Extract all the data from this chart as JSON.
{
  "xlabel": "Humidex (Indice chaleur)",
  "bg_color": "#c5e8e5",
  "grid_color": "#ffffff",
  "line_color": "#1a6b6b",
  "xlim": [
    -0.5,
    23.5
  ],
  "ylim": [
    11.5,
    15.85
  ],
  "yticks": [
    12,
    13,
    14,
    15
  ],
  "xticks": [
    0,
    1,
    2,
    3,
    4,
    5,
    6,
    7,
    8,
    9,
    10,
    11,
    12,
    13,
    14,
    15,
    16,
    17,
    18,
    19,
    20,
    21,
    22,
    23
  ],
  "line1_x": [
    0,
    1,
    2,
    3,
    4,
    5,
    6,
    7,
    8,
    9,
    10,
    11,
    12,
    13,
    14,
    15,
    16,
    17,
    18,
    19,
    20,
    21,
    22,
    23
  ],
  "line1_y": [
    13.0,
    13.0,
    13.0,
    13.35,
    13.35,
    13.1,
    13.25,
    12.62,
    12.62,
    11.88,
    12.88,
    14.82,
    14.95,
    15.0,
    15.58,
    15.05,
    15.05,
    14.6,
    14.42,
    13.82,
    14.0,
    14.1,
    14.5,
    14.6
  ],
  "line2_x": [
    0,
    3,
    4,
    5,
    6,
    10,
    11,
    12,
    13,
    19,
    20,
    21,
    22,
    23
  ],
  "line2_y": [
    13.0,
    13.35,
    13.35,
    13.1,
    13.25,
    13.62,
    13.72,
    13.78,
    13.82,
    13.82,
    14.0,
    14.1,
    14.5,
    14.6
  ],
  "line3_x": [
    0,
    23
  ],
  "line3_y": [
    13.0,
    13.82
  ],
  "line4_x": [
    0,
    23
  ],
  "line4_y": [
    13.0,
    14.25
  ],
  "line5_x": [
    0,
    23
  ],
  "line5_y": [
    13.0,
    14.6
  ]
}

::::

Problem details:
All of the material above needs to be copied exactly.

Complete answer:
Extract all the data from this chart as JSON.
{
  "xlabel": "Humidex (Indice chaleur)",
  "bg_color": "#c5e8e5",
  "grid_color": "#ffffff",
  "line_color": "#1a6b6b",
  "xlim": [
    -0.5,
    23.5
  ],
  "ylim": [
    11.5,
    15.85
  ],
  "yticks": [
    12,
    13,
    14,
    15
  ],
  "xticks": [
    0,
    1,
    2,
    3,
    4,
    5,
    6,
    7,
    8,
    9,
    10,
    11,
    12,
    13,
    14,
    15,
    16,
    17,
    18,
    19,
    20,
    21,
    22,
    23
  ],
  "line1_x": [
    0,
    1,
    2,
    3,
    4,
    5,
    6,
    7,
    8,
    9,
    10,
    11,
    12,
    13,
    14,
    15,
    16,
    17,
    18,
    19,
    20,
    21,
    22,
    23
  ],
  "line1_y": [
    13.0,
    13.0,
    13.0,
    13.35,
    13.35,
    13.1,
    13.25,
    12.62,
    12.62,
    11.88,
    12.88,
    14.82,
    14.95,
    15.0,
    15.58,
    15.05,
    15.05,
    14.6,
    14.42,
    13.82,
    14.0,
    14.1,
    14.5,
    14.6
  ],
  "line2_x": [
    0,
    3,
    4,
    5,
    6,
    10,
    11,
    12,
    13,
    19,
    20,
    21,
    22,
    23
  ],
  "line2_y": [
    13.0,
    13.35,
    13.35,
    13.1,
    13.25,
    13.62,
    13.72,
    13.78,
    13.82,
    13.82,
    14.0,
    14.1,
    14.5,
    14.6
  ],
  "line3_x": [
    0,
    23
  ],
  "line3_y": [
    13.0,
    13.82
  ],
  "line4_x": [
    0,
    23
  ],
  "line4_y": [
    13.0,
    14.25
  ],
  "line5_x": [
    0,
    23
  ],
  "line5_y": [
    13.0,
    14.6
  ]
}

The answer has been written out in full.